- **Written exercise**:
Copy each line where the word "পঠনপ" occurs.
====== Listed entries ======
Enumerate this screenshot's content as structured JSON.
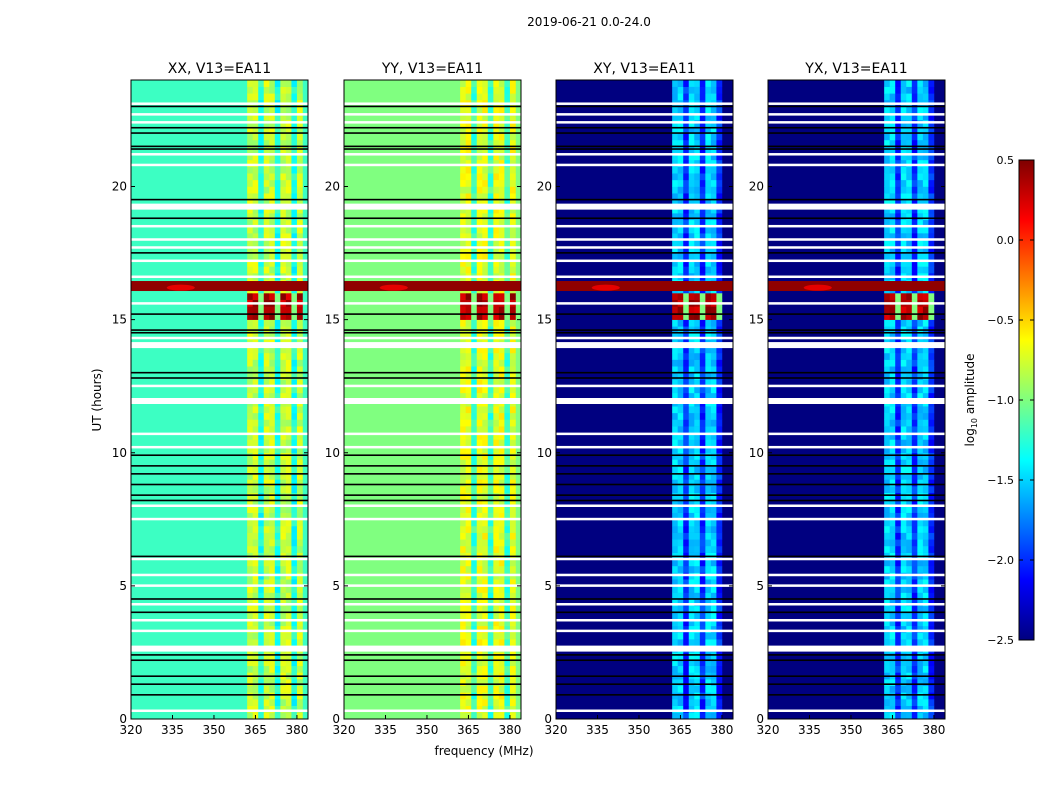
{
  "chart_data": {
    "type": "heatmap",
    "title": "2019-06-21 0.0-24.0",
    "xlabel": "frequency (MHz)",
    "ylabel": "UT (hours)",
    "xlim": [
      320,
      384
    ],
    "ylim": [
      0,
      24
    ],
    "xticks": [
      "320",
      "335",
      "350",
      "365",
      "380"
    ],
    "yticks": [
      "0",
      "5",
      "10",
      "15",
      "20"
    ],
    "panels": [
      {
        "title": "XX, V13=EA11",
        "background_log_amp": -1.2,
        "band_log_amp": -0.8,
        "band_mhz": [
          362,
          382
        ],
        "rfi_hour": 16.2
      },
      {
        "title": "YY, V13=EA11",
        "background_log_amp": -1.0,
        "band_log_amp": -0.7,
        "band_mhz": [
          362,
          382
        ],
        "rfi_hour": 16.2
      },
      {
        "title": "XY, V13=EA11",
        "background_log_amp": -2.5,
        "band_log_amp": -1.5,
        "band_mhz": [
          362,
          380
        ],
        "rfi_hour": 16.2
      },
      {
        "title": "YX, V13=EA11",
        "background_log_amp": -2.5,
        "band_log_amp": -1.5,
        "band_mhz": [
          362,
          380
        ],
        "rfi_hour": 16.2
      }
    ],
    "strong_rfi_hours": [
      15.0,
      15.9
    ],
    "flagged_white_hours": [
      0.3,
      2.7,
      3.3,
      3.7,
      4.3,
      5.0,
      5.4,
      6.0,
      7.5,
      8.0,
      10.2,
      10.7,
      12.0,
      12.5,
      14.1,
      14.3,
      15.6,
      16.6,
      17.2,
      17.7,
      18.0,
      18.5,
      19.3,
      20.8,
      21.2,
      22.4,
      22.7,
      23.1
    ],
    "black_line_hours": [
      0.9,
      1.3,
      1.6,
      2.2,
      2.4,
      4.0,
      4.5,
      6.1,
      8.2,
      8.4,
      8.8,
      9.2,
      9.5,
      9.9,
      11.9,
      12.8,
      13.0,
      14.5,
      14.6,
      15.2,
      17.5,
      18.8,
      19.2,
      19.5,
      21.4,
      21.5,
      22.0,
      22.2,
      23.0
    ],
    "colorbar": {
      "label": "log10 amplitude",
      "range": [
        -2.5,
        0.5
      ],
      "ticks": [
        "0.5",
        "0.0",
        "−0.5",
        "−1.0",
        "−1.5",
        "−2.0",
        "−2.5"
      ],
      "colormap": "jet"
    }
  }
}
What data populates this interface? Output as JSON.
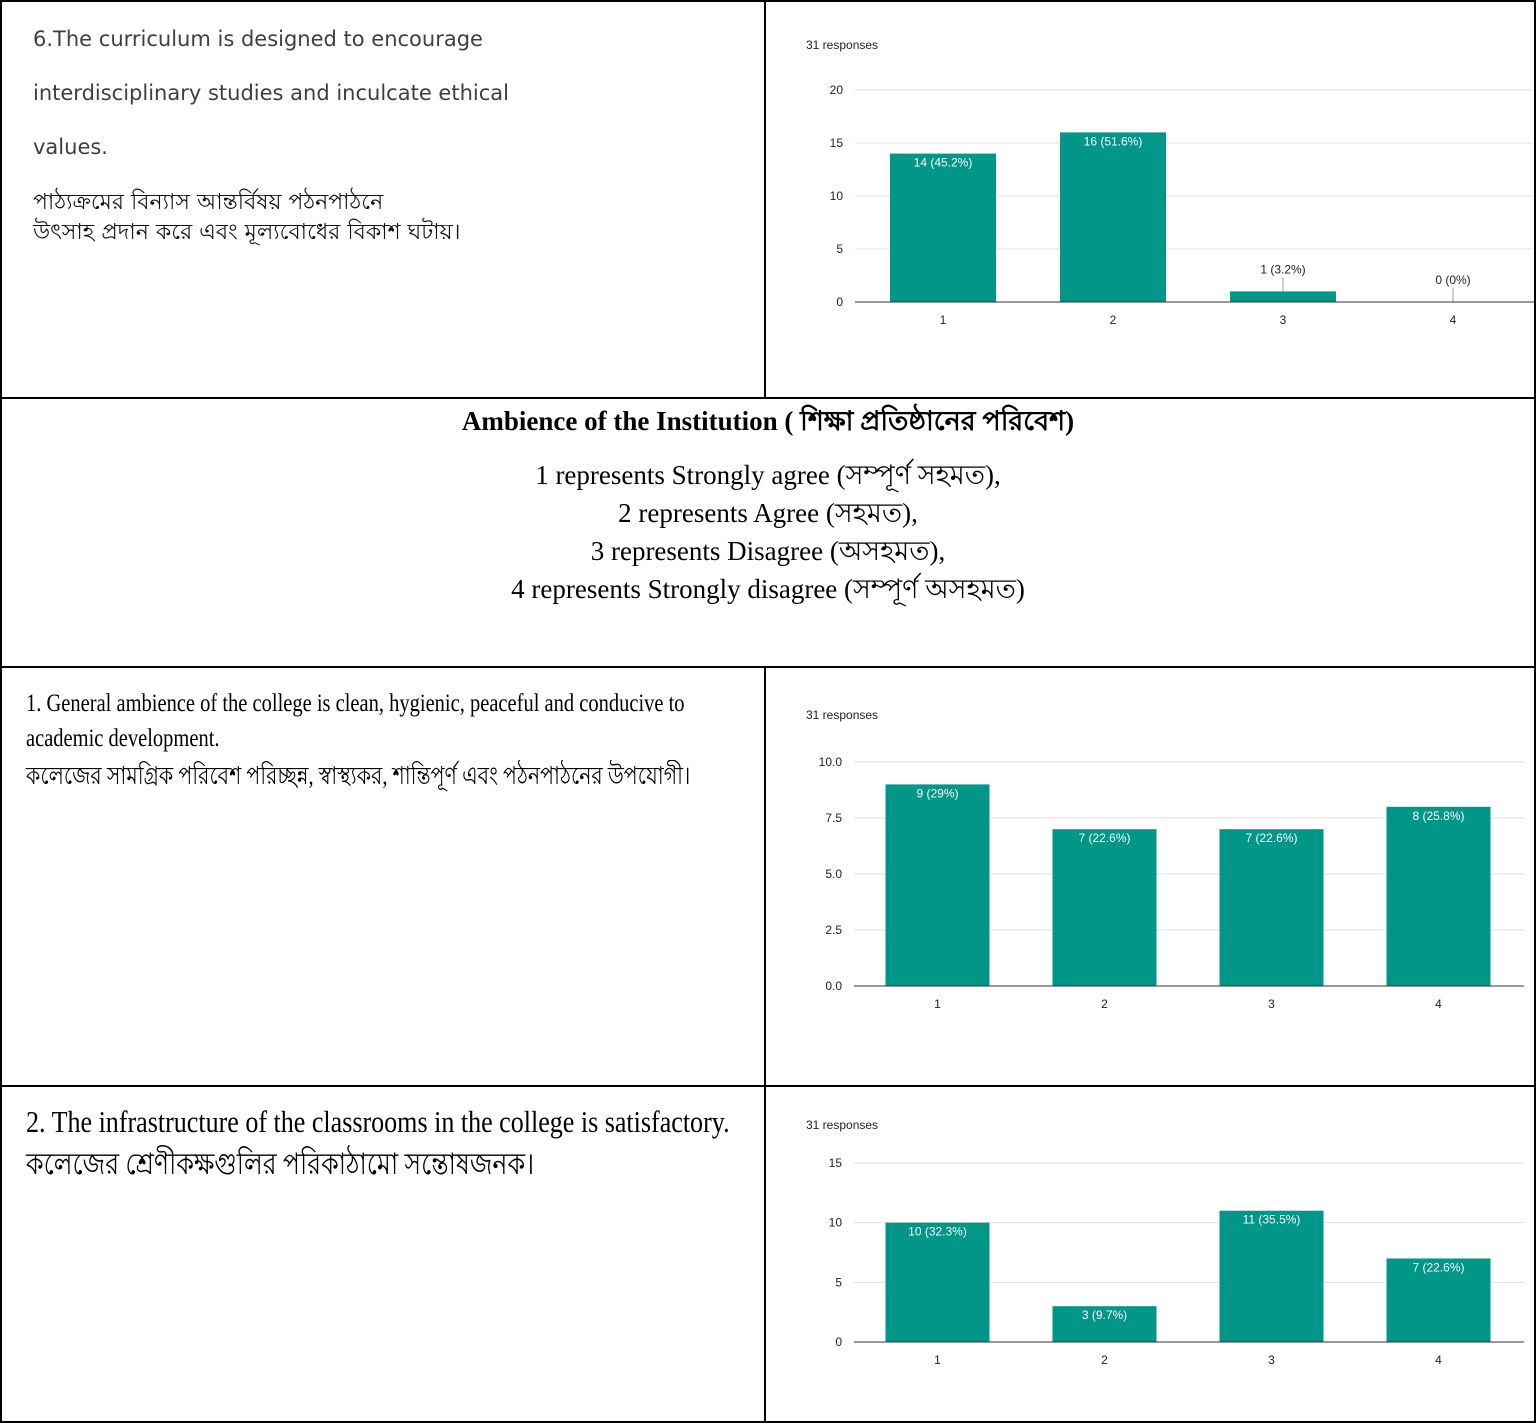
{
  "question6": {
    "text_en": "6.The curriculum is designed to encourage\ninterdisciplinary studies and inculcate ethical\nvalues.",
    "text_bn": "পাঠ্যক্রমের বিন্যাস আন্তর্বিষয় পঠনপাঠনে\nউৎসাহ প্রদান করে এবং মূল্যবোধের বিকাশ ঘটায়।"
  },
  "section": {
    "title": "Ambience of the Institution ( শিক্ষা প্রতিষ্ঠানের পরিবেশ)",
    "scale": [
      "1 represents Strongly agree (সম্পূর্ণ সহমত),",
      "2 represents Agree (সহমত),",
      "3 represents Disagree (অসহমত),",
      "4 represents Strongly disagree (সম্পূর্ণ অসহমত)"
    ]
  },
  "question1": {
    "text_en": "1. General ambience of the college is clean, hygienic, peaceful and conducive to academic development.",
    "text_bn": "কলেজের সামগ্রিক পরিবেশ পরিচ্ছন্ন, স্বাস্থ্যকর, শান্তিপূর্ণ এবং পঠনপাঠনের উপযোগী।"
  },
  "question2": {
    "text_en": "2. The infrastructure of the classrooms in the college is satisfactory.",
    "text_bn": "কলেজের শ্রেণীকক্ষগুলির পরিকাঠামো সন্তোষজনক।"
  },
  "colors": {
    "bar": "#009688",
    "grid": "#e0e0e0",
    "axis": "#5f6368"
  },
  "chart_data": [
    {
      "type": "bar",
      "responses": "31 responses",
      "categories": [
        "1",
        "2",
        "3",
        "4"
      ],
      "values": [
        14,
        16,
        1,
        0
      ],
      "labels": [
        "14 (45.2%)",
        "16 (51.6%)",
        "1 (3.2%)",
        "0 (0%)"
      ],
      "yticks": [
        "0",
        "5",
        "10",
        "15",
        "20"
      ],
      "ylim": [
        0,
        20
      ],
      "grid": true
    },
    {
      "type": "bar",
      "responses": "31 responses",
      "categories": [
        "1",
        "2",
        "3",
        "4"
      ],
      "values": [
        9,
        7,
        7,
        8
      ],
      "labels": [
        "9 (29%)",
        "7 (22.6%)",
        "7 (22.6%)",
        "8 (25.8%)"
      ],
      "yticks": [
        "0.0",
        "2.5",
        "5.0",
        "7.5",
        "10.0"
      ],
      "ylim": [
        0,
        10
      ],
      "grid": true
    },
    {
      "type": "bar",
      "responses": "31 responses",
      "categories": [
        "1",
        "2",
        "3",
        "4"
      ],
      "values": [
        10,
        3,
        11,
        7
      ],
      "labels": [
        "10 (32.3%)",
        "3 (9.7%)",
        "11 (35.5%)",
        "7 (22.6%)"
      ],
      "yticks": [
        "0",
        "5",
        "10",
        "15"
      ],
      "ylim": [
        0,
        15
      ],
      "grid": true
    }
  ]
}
======
- **Task response**:
    "text_bn": "পাঠ্যক্রমের বিন্যাস আন্তর্বিষয় পঠনপাঠনে\nউৎসাহ প্রদান করে এবং মূল্যবোধের বিকাশ ঘটায়।"
    "text_bn": "কলেজের সামগ্রিক পরিবেশ পরিচ্ছন্ন, স্বাস্থ্যকর, শান্তিপূর্ণ এবং পঠনপাঠনের উপযোগী।"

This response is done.